##### Exercise material #####

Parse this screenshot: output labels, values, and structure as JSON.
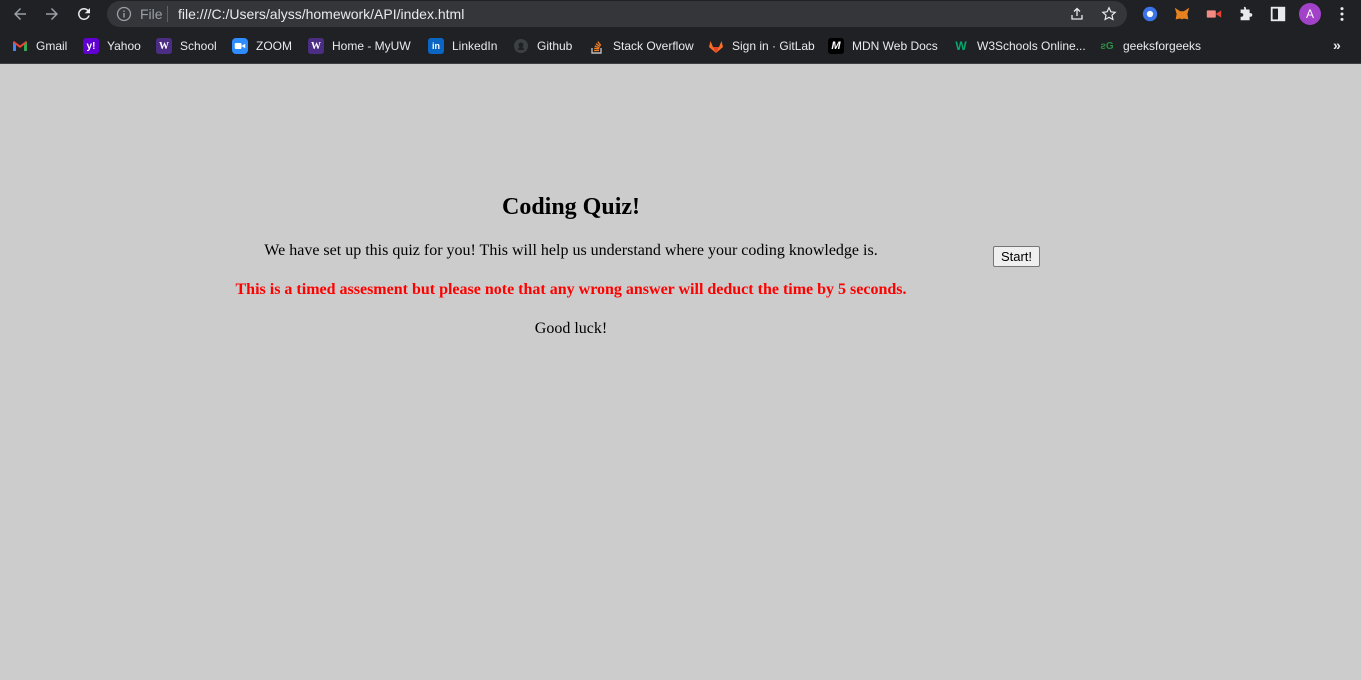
{
  "browser": {
    "omnibox": {
      "scheme": "File",
      "url": "file:///C:/Users/alyss/homework/API/index.html"
    },
    "profile_initial": "A",
    "bookmarks": [
      {
        "label": "Gmail",
        "icon": "gmail-icon"
      },
      {
        "label": "Yahoo",
        "icon": "yahoo-icon"
      },
      {
        "label": "School",
        "icon": "uw-icon"
      },
      {
        "label": "ZOOM",
        "icon": "zoom-icon"
      },
      {
        "label": "Home - MyUW",
        "icon": "uw-icon"
      },
      {
        "label": "LinkedIn",
        "icon": "linkedin-icon"
      },
      {
        "label": "Github",
        "icon": "github-icon"
      },
      {
        "label": "Stack Overflow",
        "icon": "stackoverflow-icon"
      },
      {
        "label": "Sign in · GitLab",
        "icon": "gitlab-icon"
      },
      {
        "label": "MDN Web Docs",
        "icon": "mdn-icon"
      },
      {
        "label": "W3Schools Online...",
        "icon": "w3schools-icon"
      },
      {
        "label": "geeksforgeeks",
        "icon": "gfg-icon"
      }
    ],
    "more_label": "»"
  },
  "page": {
    "title": "Coding Quiz!",
    "intro": "We have set up this quiz for you! This will help us understand where your coding knowledge is.",
    "warning": "This is a timed assesment but please note that any wrong answer will deduct the time by 5 seconds.",
    "luck": "Good luck!",
    "start_label": "Start!"
  },
  "colors": {
    "page_background": "#cccccc",
    "warning": "#ff0000",
    "chrome_background": "#202124"
  }
}
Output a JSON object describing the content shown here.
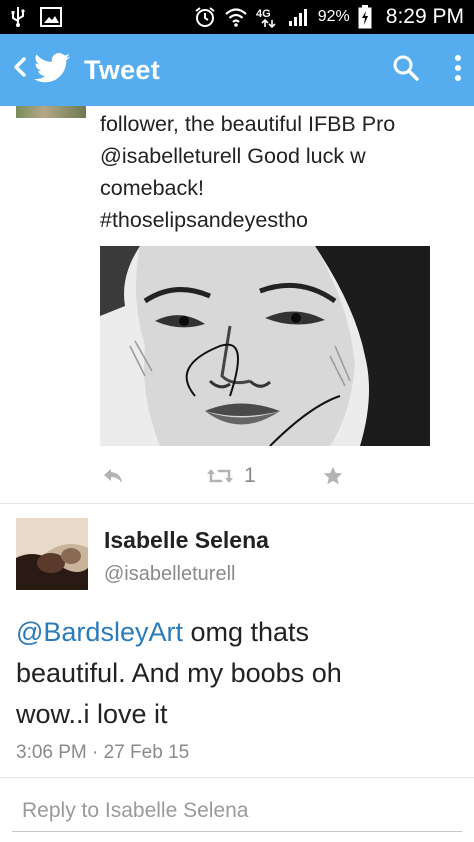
{
  "status_bar": {
    "battery_percent": "92%",
    "time": "8:29 PM",
    "network": "4G",
    "icons": [
      "usb-icon",
      "image-icon",
      "alarm-icon",
      "wifi-icon",
      "network-4g-icon",
      "signal-icon",
      "battery-charging-icon"
    ]
  },
  "app_bar": {
    "title": "Tweet",
    "color": "#55acee",
    "icons": [
      "back-chevron-icon",
      "twitter-bird-icon",
      "search-icon",
      "overflow-menu-icon"
    ]
  },
  "previous_tweet": {
    "text_lines": [
      "follower, the beautiful IFBB Pro",
      "@isabelleturell Good luck w",
      "comeback!",
      "#thoselipsandeyestho"
    ],
    "retweet_count": "1"
  },
  "tweet": {
    "author_name": "Isabelle Selena",
    "author_handle": "@isabelleturell",
    "mention": "@BardsleyArt",
    "body_line1_rest": " omg thats",
    "body_line2": "beautiful. And my boobs oh",
    "body_line3": "wow..i love it",
    "timestamp": "3:06 PM · 27 Feb 15"
  },
  "reply": {
    "placeholder": "Reply to Isabelle Selena"
  },
  "colors": {
    "link": "#2b7bb9",
    "secondary_text": "#8a8a8a",
    "action_icons": "#b3b3b3"
  }
}
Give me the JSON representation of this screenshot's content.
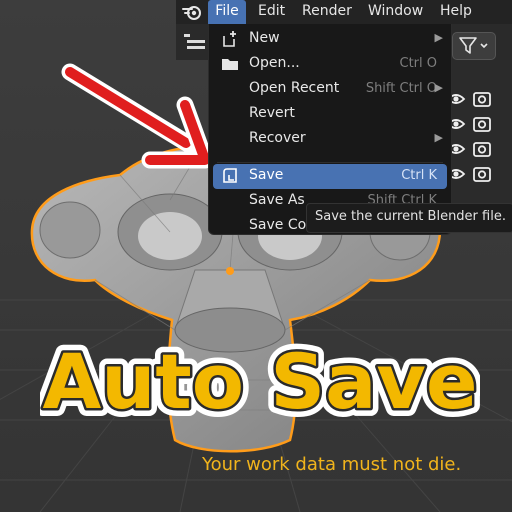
{
  "menubar": {
    "items": [
      {
        "label": "File"
      },
      {
        "label": "Edit"
      },
      {
        "label": "Render"
      },
      {
        "label": "Window"
      },
      {
        "label": "Help"
      }
    ]
  },
  "file_menu": {
    "items": [
      {
        "label": "New",
        "shortcut": "",
        "icon": "new-file-icon",
        "submenu": true
      },
      {
        "label": "Open...",
        "shortcut": "Ctrl O",
        "icon": "folder-icon",
        "submenu": false
      },
      {
        "label": "Open Recent",
        "shortcut": "Shift Ctrl O",
        "icon": "",
        "submenu": true
      },
      {
        "label": "Revert",
        "shortcut": "",
        "icon": "",
        "submenu": false
      },
      {
        "label": "Recover",
        "shortcut": "",
        "icon": "",
        "submenu": true
      },
      {
        "label": "Save",
        "shortcut": "Ctrl K",
        "icon": "save-icon",
        "submenu": false
      },
      {
        "label": "Save As",
        "shortcut": "Shift Ctrl K",
        "icon": "",
        "submenu": false
      },
      {
        "label": "Save Co",
        "shortcut": "",
        "icon": "",
        "submenu": false
      }
    ]
  },
  "tooltip": {
    "text": "Save the current Blender file."
  },
  "overlay": {
    "headline": "Auto Save",
    "tagline": "Your work data must not die."
  },
  "colors": {
    "accent": "#4772b3",
    "headline_fill": "#f3b800",
    "tagline": "#f1b41c",
    "arrow": "#e01e1e",
    "selection_outline": "#ff9c1a"
  }
}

#####

Your task: Extract the full listing above verbatim; pictures are to be left out of the copy.

Solution to this problem:
Parse this screenshot: output labels, values, and structure as JSON.
{
  "browser": {
    "omnibox": {
      "scheme": "File",
      "url": "file:///C:/Users/alyss/homework/API/index.html"
    },
    "profile_initial": "A",
    "bookmarks": [
      {
        "label": "Gmail",
        "icon": "gmail-icon"
      },
      {
        "label": "Yahoo",
        "icon": "yahoo-icon"
      },
      {
        "label": "School",
        "icon": "uw-icon"
      },
      {
        "label": "ZOOM",
        "icon": "zoom-icon"
      },
      {
        "label": "Home - MyUW",
        "icon": "uw-icon"
      },
      {
        "label": "LinkedIn",
        "icon": "linkedin-icon"
      },
      {
        "label": "Github",
        "icon": "github-icon"
      },
      {
        "label": "Stack Overflow",
        "icon": "stackoverflow-icon"
      },
      {
        "label": "Sign in · GitLab",
        "icon": "gitlab-icon"
      },
      {
        "label": "MDN Web Docs",
        "icon": "mdn-icon"
      },
      {
        "label": "W3Schools Online...",
        "icon": "w3schools-icon"
      },
      {
        "label": "geeksforgeeks",
        "icon": "gfg-icon"
      }
    ],
    "more_label": "»"
  },
  "page": {
    "title": "Coding Quiz!",
    "intro": "We have set up this quiz for you! This will help us understand where your coding knowledge is.",
    "warning": "This is a timed assesment but please note that any wrong answer will deduct the time by 5 seconds.",
    "luck": "Good luck!",
    "start_label": "Start!"
  },
  "colors": {
    "page_background": "#cccccc",
    "warning": "#ff0000",
    "chrome_background": "#202124"
  }
}
Output a JSON object describing the content shown here.
{
  "status_bar": {
    "battery_percent": "92%",
    "time": "8:29 PM",
    "network": "4G",
    "icons": [
      "usb-icon",
      "image-icon",
      "alarm-icon",
      "wifi-icon",
      "network-4g-icon",
      "signal-icon",
      "battery-charging-icon"
    ]
  },
  "app_bar": {
    "title": "Tweet",
    "color": "#55acee",
    "icons": [
      "back-chevron-icon",
      "twitter-bird-icon",
      "search-icon",
      "overflow-menu-icon"
    ]
  },
  "previous_tweet": {
    "text_lines": [
      "follower, the beautiful IFBB Pro",
      "@isabelleturell Good luck w",
      "comeback!",
      "#thoselipsandeyestho"
    ],
    "retweet_count": "1"
  },
  "tweet": {
    "author_name": "Isabelle Selena",
    "author_handle": "@isabelleturell",
    "mention": "@BardsleyArt",
    "body_line1_rest": " omg thats",
    "body_line2": "beautiful. And my boobs oh",
    "body_line3": "wow..i love it",
    "timestamp": "3:06 PM · 27 Feb 15"
  },
  "reply": {
    "placeholder": "Reply to Isabelle Selena"
  },
  "colors": {
    "link": "#2b7bb9",
    "secondary_text": "#8a8a8a",
    "action_icons": "#b3b3b3"
  }
}
Give me the JSON representation of this screenshot's content.
{
  "menubar": {
    "items": [
      {
        "label": "File"
      },
      {
        "label": "Edit"
      },
      {
        "label": "Render"
      },
      {
        "label": "Window"
      },
      {
        "label": "Help"
      }
    ]
  },
  "file_menu": {
    "items": [
      {
        "label": "New",
        "shortcut": "",
        "icon": "new-file-icon",
        "submenu": true
      },
      {
        "label": "Open...",
        "shortcut": "Ctrl O",
        "icon": "folder-icon",
        "submenu": false
      },
      {
        "label": "Open Recent",
        "shortcut": "Shift Ctrl O",
        "icon": "",
        "submenu": true
      },
      {
        "label": "Revert",
        "shortcut": "",
        "icon": "",
        "submenu": false
      },
      {
        "label": "Recover",
        "shortcut": "",
        "icon": "",
        "submenu": true
      },
      {
        "label": "Save",
        "shortcut": "Ctrl K",
        "icon": "save-icon",
        "submenu": false
      },
      {
        "label": "Save As",
        "shortcut": "Shift Ctrl K",
        "icon": "",
        "submenu": false
      },
      {
        "label": "Save Co",
        "shortcut": "",
        "icon": "",
        "submenu": false
      }
    ]
  },
  "tooltip": {
    "text": "Save the current Blender file."
  },
  "overlay": {
    "headline": "Auto Save",
    "tagline": "Your work data must not die."
  },
  "colors": {
    "accent": "#4772b3",
    "headline_fill": "#f3b800",
    "tagline": "#f1b41c",
    "arrow": "#e01e1e",
    "selection_outline": "#ff9c1a"
  }
}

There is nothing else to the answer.